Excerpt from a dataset

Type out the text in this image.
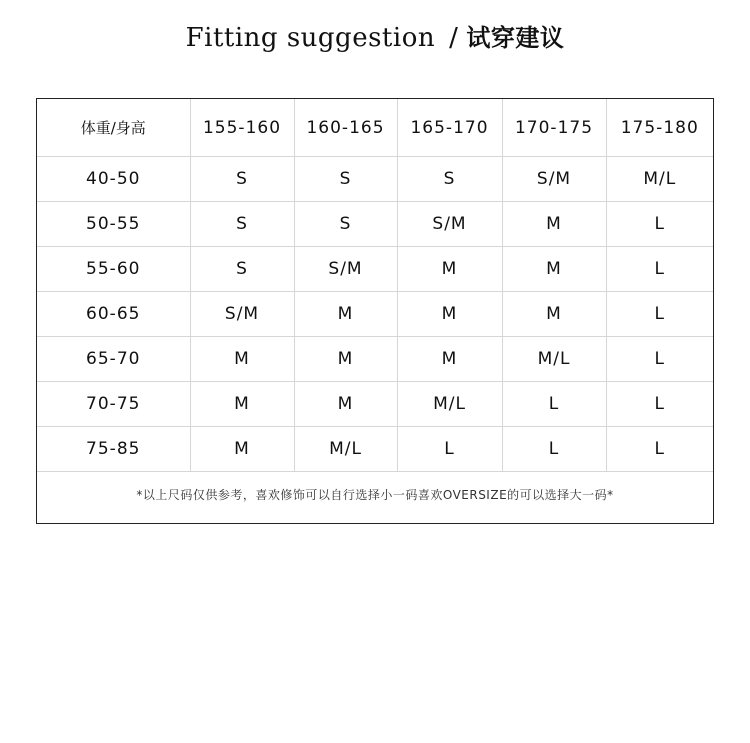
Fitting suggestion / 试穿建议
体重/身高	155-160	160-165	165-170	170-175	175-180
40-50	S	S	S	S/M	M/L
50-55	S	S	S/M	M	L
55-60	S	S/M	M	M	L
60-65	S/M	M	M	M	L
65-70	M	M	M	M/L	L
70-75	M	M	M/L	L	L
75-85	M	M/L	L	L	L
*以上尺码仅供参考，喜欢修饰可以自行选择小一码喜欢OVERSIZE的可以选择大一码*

--

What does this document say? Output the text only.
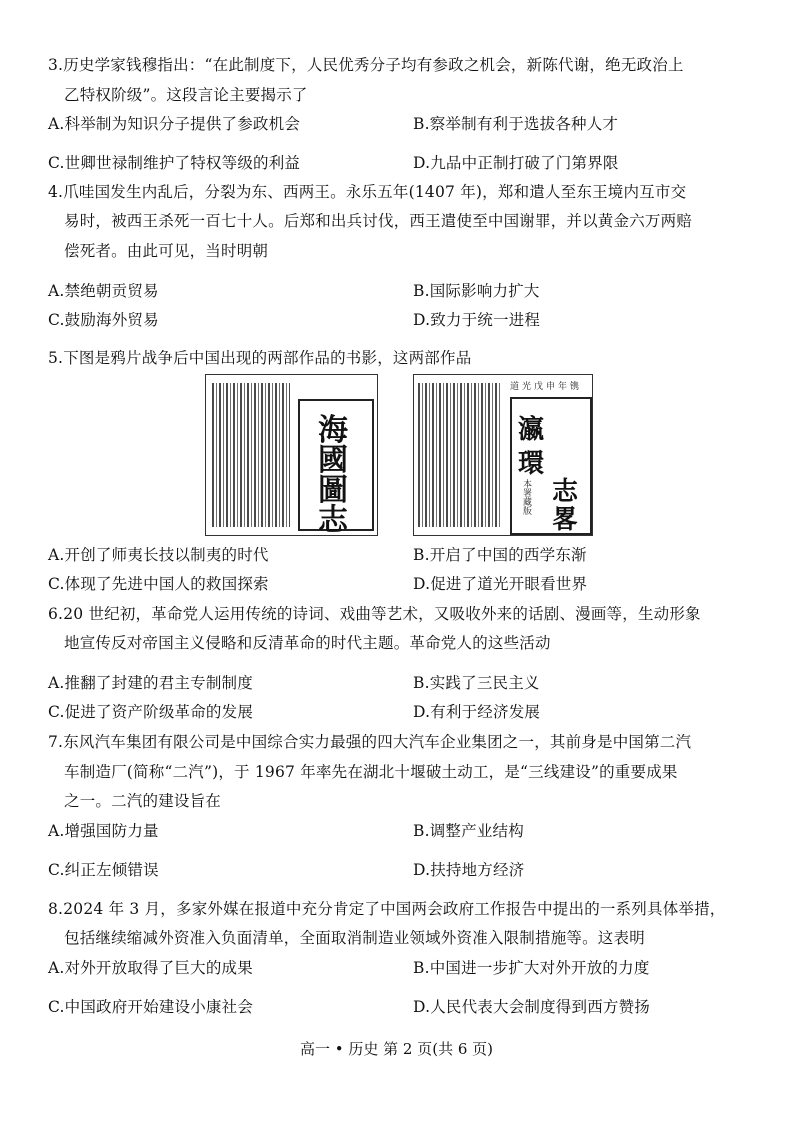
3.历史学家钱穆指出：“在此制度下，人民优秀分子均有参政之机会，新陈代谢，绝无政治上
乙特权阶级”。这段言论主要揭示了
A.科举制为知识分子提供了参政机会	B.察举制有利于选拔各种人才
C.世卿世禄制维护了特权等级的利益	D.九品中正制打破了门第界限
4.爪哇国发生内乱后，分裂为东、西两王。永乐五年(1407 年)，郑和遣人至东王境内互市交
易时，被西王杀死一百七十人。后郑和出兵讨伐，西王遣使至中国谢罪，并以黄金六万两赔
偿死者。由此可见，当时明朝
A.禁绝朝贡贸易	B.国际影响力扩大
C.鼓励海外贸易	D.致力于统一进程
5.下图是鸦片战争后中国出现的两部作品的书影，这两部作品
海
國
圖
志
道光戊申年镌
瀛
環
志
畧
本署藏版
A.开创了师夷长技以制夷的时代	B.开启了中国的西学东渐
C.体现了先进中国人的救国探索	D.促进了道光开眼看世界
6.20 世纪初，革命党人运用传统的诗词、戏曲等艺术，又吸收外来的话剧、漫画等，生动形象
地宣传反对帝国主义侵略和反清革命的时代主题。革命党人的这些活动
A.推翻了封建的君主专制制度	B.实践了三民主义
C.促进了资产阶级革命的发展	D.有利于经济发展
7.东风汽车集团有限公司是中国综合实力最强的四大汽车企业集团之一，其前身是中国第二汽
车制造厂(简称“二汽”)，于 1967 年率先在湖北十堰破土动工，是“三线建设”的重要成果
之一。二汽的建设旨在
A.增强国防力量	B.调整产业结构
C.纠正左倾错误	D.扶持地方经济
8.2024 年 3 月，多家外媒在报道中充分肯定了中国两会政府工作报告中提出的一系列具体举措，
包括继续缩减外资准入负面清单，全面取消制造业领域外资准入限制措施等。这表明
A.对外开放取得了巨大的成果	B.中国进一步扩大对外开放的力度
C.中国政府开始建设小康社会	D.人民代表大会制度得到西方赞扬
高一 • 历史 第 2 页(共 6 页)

- EXERCISE OBJECTIVE: Determine how many lines of the material include the string "this". Output only that count.

- CORRECT OUTPUT: 2